===== Records

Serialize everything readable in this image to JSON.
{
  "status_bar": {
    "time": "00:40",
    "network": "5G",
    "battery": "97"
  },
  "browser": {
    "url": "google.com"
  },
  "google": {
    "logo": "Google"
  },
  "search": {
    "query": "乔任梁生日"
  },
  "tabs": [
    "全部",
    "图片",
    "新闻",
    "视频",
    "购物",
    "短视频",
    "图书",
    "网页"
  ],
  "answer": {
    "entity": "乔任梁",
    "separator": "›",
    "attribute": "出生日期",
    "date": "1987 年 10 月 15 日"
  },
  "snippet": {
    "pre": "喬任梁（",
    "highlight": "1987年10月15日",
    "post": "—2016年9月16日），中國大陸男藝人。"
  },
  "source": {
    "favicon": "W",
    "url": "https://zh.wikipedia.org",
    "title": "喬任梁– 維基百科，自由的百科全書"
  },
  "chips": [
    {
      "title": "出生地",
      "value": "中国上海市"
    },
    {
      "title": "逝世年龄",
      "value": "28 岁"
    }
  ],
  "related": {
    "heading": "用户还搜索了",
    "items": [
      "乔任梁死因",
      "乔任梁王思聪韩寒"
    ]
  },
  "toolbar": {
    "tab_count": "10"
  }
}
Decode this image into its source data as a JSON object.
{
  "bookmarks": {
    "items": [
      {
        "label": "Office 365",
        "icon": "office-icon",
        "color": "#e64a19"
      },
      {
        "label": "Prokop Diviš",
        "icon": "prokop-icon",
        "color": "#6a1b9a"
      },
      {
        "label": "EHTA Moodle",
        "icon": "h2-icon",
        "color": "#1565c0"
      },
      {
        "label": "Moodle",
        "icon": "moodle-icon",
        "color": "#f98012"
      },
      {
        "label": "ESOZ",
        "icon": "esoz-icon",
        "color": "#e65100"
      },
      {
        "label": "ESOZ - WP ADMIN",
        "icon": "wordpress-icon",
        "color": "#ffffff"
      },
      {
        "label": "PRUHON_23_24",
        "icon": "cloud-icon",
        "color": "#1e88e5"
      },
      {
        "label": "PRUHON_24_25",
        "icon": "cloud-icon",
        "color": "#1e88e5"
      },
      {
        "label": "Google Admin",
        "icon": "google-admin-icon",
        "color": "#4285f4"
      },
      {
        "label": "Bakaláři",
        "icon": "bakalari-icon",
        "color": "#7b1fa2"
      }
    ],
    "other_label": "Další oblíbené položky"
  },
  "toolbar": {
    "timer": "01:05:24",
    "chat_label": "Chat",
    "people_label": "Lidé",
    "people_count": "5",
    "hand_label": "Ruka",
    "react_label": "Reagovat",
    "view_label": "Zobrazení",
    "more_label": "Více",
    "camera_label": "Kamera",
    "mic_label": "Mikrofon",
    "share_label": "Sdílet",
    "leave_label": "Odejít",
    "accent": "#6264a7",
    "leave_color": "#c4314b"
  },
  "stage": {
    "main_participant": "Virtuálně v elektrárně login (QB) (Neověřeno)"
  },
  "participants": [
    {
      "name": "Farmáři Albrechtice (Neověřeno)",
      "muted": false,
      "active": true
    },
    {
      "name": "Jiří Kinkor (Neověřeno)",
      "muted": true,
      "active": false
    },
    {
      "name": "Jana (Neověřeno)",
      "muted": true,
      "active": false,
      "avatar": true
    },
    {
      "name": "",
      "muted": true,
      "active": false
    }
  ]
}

==========

Required work:
Go through the entries above and count the lines containing the word "source"; give only that count.

Exercise result:
2